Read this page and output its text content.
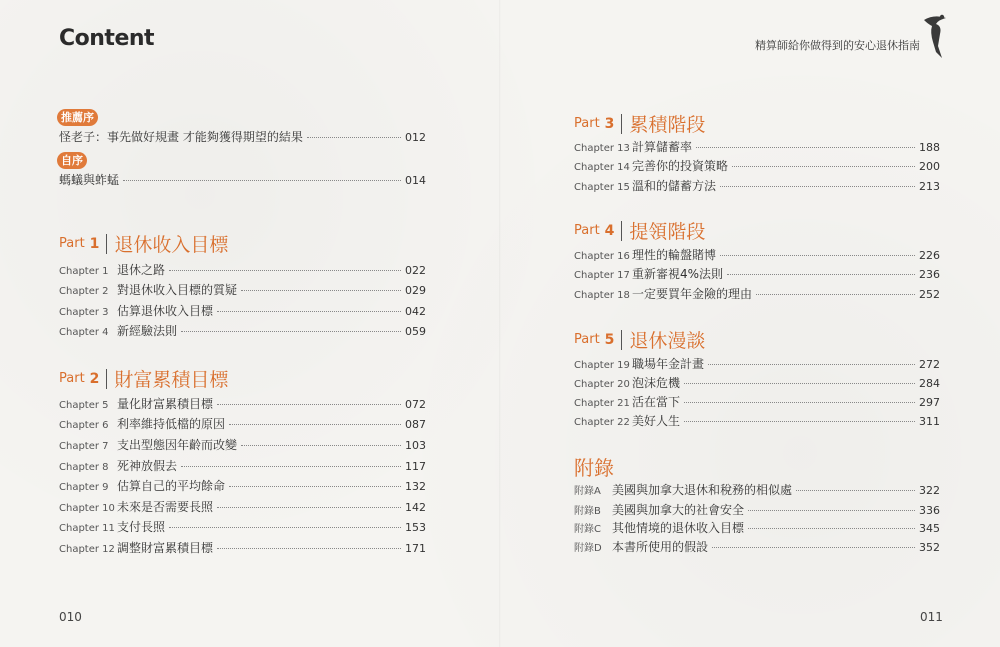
Content	精算師給你做得到的安心退休指南
推薦序
怪老子：事先做好規畫 才能夠獲得期望的結果	012
自序
螞蟻與蚱蜢	014
Part 1 退休收入目標
Chapter 1 退休之路	022
Chapter 2 對退休收入目標的質疑	029
Chapter 3 估算退休收入目標	042
Chapter 4 新經驗法則	059
Part 2 財富累積目標
Chapter 5 量化財富累積目標	072
Chapter 6 利率維持低檔的原因	087
Chapter 7 支出型態因年齡而改變	103
Chapter 8 死神放假去	117
Chapter 9 估算自己的平均餘命	132
Chapter 10 未來是否需要長照	142
Chapter 11 支付長照	153
Chapter 12 調整財富累積目標	171
Part 3 累積階段
Chapter 13 計算儲蓄率	188
Chapter 14 完善你的投資策略	200
Chapter 15 溫和的儲蓄方法	213
Part 4 提領階段
Chapter 16 理性的輪盤賭博	226
Chapter 17 重新審視4%法則	236
Chapter 18 一定要買年金險的理由	252
Part 5 退休漫談
Chapter 19 職場年金計畫	272
Chapter 20 泡沫危機	284
Chapter 21 活在當下	297
Chapter 22 美好人生	311
附錄
附錄A 美國與加拿大退休和稅務的相似處	322
附錄B 美國與加拿大的社會安全	336
附錄C 其他情境的退休收入目標	345
附錄D 本書所使用的假設	352
010	011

**Goal**
From the entries above, output every line exactly and omit any image.

**Answer to the exercise**
Read this page and output its text content.
Content	精算師給你做得到的安心退休指南
推薦序
怪老子：事先做好規畫 才能夠獲得期望的結果	012
自序
螞蟻與蚱蜢	014
Part 1 退休收入目標
Chapter 1 退休之路	022
Chapter 2 對退休收入目標的質疑	029
Chapter 3 估算退休收入目標	042
Chapter 4 新經驗法則	059
Part 2 財富累積目標
Chapter 5 量化財富累積目標	072
Chapter 6 利率維持低檔的原因	087
Chapter 7 支出型態因年齡而改變	103
Chapter 8 死神放假去	117
Chapter 9 估算自己的平均餘命	132
Chapter 10 未來是否需要長照	142
Chapter 11 支付長照	153
Chapter 12 調整財富累積目標	171
Part 3 累積階段
Chapter 13 計算儲蓄率	188
Chapter 14 完善你的投資策略	200
Chapter 15 溫和的儲蓄方法	213
Part 4 提領階段
Chapter 16 理性的輪盤賭博	226
Chapter 17 重新審視4%法則	236
Chapter 18 一定要買年金險的理由	252
Part 5 退休漫談
Chapter 19 職場年金計畫	272
Chapter 20 泡沫危機	284
Chapter 21 活在當下	297
Chapter 22 美好人生	311
附錄
附錄A 美國與加拿大退休和稅務的相似處	322
附錄B 美國與加拿大的社會安全	336
附錄C 其他情境的退休收入目標	345
附錄D 本書所使用的假設	352
010	011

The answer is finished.